Copy the data word for word, keeping every line.

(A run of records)

————

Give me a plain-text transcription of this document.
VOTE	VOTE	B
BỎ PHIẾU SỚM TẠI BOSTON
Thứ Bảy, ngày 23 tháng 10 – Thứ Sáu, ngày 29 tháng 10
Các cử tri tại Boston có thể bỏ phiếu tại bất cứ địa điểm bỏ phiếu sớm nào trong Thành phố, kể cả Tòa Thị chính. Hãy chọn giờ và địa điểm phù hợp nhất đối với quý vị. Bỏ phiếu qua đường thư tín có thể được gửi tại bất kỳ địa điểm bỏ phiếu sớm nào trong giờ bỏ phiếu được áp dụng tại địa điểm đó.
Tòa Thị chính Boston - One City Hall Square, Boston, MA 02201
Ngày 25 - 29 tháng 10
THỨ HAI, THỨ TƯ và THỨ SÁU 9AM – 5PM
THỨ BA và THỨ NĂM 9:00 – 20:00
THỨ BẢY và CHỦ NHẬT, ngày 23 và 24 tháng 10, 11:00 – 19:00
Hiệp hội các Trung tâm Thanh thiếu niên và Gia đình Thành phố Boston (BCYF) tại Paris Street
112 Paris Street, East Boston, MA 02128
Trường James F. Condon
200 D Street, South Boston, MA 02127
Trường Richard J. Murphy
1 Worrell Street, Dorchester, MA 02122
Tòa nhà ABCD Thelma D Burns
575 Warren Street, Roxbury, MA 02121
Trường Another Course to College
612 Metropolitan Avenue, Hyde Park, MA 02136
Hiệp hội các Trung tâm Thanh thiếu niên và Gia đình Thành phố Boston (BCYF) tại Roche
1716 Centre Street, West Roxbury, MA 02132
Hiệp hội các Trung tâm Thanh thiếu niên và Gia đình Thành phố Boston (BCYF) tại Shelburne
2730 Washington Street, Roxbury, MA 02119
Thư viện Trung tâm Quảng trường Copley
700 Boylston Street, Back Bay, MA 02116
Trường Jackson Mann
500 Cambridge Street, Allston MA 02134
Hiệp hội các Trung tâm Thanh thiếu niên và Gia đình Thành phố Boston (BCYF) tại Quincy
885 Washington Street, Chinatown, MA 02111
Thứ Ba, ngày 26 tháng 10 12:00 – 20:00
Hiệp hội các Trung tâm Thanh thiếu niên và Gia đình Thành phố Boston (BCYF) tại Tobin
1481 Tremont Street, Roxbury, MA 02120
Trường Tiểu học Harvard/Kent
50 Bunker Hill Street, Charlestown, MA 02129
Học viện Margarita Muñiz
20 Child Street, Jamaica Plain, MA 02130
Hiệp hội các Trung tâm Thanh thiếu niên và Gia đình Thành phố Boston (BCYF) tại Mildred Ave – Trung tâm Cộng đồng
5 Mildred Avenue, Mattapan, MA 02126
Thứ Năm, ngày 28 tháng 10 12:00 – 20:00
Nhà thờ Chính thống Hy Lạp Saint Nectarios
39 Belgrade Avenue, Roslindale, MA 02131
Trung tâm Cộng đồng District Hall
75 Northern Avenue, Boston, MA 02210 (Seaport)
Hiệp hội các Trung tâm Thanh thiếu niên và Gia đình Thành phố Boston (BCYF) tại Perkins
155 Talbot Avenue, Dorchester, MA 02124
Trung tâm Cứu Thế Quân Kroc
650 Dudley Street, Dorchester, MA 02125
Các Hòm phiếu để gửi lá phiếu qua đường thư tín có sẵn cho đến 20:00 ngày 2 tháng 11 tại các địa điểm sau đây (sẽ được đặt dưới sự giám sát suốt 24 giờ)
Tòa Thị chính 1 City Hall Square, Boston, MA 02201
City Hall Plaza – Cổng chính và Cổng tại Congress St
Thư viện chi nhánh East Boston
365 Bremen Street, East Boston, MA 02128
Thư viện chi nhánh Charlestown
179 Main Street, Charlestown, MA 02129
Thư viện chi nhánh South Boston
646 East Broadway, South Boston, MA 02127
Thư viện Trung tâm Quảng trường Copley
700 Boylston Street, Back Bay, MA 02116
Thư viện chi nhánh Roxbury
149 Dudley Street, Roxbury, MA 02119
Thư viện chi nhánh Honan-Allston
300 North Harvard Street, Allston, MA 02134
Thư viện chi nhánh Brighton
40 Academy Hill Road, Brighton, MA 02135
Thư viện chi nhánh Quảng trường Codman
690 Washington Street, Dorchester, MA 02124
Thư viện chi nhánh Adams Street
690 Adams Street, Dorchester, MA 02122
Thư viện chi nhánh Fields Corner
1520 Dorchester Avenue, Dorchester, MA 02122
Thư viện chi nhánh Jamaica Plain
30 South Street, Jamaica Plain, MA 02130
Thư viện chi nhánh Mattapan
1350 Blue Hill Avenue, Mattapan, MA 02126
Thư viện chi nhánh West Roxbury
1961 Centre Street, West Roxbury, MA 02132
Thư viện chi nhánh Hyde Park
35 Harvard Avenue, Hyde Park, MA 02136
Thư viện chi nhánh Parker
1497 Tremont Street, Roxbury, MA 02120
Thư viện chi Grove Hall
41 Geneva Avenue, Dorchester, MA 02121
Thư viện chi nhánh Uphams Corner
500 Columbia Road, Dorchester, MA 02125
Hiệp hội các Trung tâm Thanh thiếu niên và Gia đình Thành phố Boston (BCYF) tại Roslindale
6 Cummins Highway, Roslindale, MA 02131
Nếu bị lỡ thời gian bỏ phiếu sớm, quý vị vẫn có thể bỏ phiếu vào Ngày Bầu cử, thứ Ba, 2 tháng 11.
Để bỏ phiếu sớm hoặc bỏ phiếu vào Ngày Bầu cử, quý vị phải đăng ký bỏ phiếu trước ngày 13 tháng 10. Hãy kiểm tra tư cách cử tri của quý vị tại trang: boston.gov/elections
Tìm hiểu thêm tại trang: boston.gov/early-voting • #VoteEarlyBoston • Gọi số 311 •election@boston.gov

————

→ Final result
Give me a plain-text transcription of this document.
VOTE	VOTE	B
BỎ PHIẾU SỚM TẠI BOSTON
Thứ Bảy, ngày 23 tháng 10 – Thứ Sáu, ngày 29 tháng 10
Các cử tri tại Boston có thể bỏ phiếu tại bất cứ địa điểm bỏ phiếu sớm nào trong Thành phố, kể cả Tòa Thị chính. Hãy chọn giờ và địa điểm phù hợp nhất đối với quý vị. Bỏ phiếu qua đường thư tín có thể được gửi tại bất kỳ địa điểm bỏ phiếu sớm nào trong giờ bỏ phiếu được áp dụng tại địa điểm đó.
Tòa Thị chính Boston - One City Hall Square, Boston, MA 02201
Ngày 25 - 29 tháng 10
THỨ HAI, THỨ TƯ và THỨ SÁU 9AM – 5PM
THỨ BA và THỨ NĂM 9:00 – 20:00
THỨ BẢY và CHỦ NHẬT, ngày 23 và 24 tháng 10, 11:00 – 19:00
Hiệp hội các Trung tâm Thanh thiếu niên và Gia đình Thành phố Boston (BCYF) tại Paris Street
112 Paris Street, East Boston, MA 02128
Trường James F. Condon
200 D Street, South Boston, MA 02127
Trường Richard J. Murphy
1 Worrell Street, Dorchester, MA 02122
Tòa nhà ABCD Thelma D Burns
575 Warren Street, Roxbury, MA 02121
Trường Another Course to College
612 Metropolitan Avenue, Hyde Park, MA 02136
Hiệp hội các Trung tâm Thanh thiếu niên và Gia đình Thành phố Boston (BCYF) tại Roche
1716 Centre Street, West Roxbury, MA 02132
Hiệp hội các Trung tâm Thanh thiếu niên và Gia đình Thành phố Boston (BCYF) tại Shelburne
2730 Washington Street, Roxbury, MA 02119
Thư viện Trung tâm Quảng trường Copley
700 Boylston Street, Back Bay, MA 02116
Trường Jackson Mann
500 Cambridge Street, Allston MA 02134
Hiệp hội các Trung tâm Thanh thiếu niên và Gia đình Thành phố Boston (BCYF) tại Quincy
885 Washington Street, Chinatown, MA 02111
Thứ Ba, ngày 26 tháng 10 12:00 – 20:00
Hiệp hội các Trung tâm Thanh thiếu niên và Gia đình Thành phố Boston (BCYF) tại Tobin
1481 Tremont Street, Roxbury, MA 02120
Trường Tiểu học Harvard/Kent
50 Bunker Hill Street, Charlestown, MA 02129
Học viện Margarita Muñiz
20 Child Street, Jamaica Plain, MA 02130
Hiệp hội các Trung tâm Thanh thiếu niên và Gia đình Thành phố Boston (BCYF) tại Mildred Ave – Trung tâm Cộng đồng
5 Mildred Avenue, Mattapan, MA 02126
Thứ Năm, ngày 28 tháng 10 12:00 – 20:00
Nhà thờ Chính thống Hy Lạp Saint Nectarios
39 Belgrade Avenue, Roslindale, MA 02131
Trung tâm Cộng đồng District Hall
75 Northern Avenue, Boston, MA 02210 (Seaport)
Hiệp hội các Trung tâm Thanh thiếu niên và Gia đình Thành phố Boston (BCYF) tại Perkins
155 Talbot Avenue, Dorchester, MA 02124
Trung tâm Cứu Thế Quân Kroc
650 Dudley Street, Dorchester, MA 02125
Các Hòm phiếu để gửi lá phiếu qua đường thư tín có sẵn cho đến 20:00 ngày 2 tháng 11 tại các địa điểm sau đây (sẽ được đặt dưới sự giám sát suốt 24 giờ)
Tòa Thị chính 1 City Hall Square, Boston, MA 02201
City Hall Plaza – Cổng chính và Cổng tại Congress St
Thư viện chi nhánh East Boston
365 Bremen Street, East Boston, MA 02128
Thư viện chi nhánh Charlestown
179 Main Street, Charlestown, MA 02129
Thư viện chi nhánh South Boston
646 East Broadway, South Boston, MA 02127
Thư viện Trung tâm Quảng trường Copley
700 Boylston Street, Back Bay, MA 02116
Thư viện chi nhánh Roxbury
149 Dudley Street, Roxbury, MA 02119
Thư viện chi nhánh Honan-Allston
300 North Harvard Street, Allston, MA 02134
Thư viện chi nhánh Brighton
40 Academy Hill Road, Brighton, MA 02135
Thư viện chi nhánh Quảng trường Codman
690 Washington Street, Dorchester, MA 02124
Thư viện chi nhánh Adams Street
690 Adams Street, Dorchester, MA 02122
Thư viện chi nhánh Fields Corner
1520 Dorchester Avenue, Dorchester, MA 02122
Thư viện chi nhánh Jamaica Plain
30 South Street, Jamaica Plain, MA 02130
Thư viện chi nhánh Mattapan
1350 Blue Hill Avenue, Mattapan, MA 02126
Thư viện chi nhánh West Roxbury
1961 Centre Street, West Roxbury, MA 02132
Thư viện chi nhánh Hyde Park
35 Harvard Avenue, Hyde Park, MA 02136
Thư viện chi nhánh Parker
1497 Tremont Street, Roxbury, MA 02120
Thư viện chi Grove Hall
41 Geneva Avenue, Dorchester, MA 02121
Thư viện chi nhánh Uphams Corner
500 Columbia Road, Dorchester, MA 02125
Hiệp hội các Trung tâm Thanh thiếu niên và Gia đình Thành phố Boston (BCYF) tại Roslindale
6 Cummins Highway, Roslindale, MA 02131
Nếu bị lỡ thời gian bỏ phiếu sớm, quý vị vẫn có thể bỏ phiếu vào Ngày Bầu cử, thứ Ba, 2 tháng 11.
Để bỏ phiếu sớm hoặc bỏ phiếu vào Ngày Bầu cử, quý vị phải đăng ký bỏ phiếu trước ngày 13 tháng 10. Hãy kiểm tra tư cách cử tri của quý vị tại trang: boston.gov/elections
Tìm hiểu thêm tại trang: boston.gov/early-voting • #VoteEarlyBoston • Gọi số 311 •election@boston.gov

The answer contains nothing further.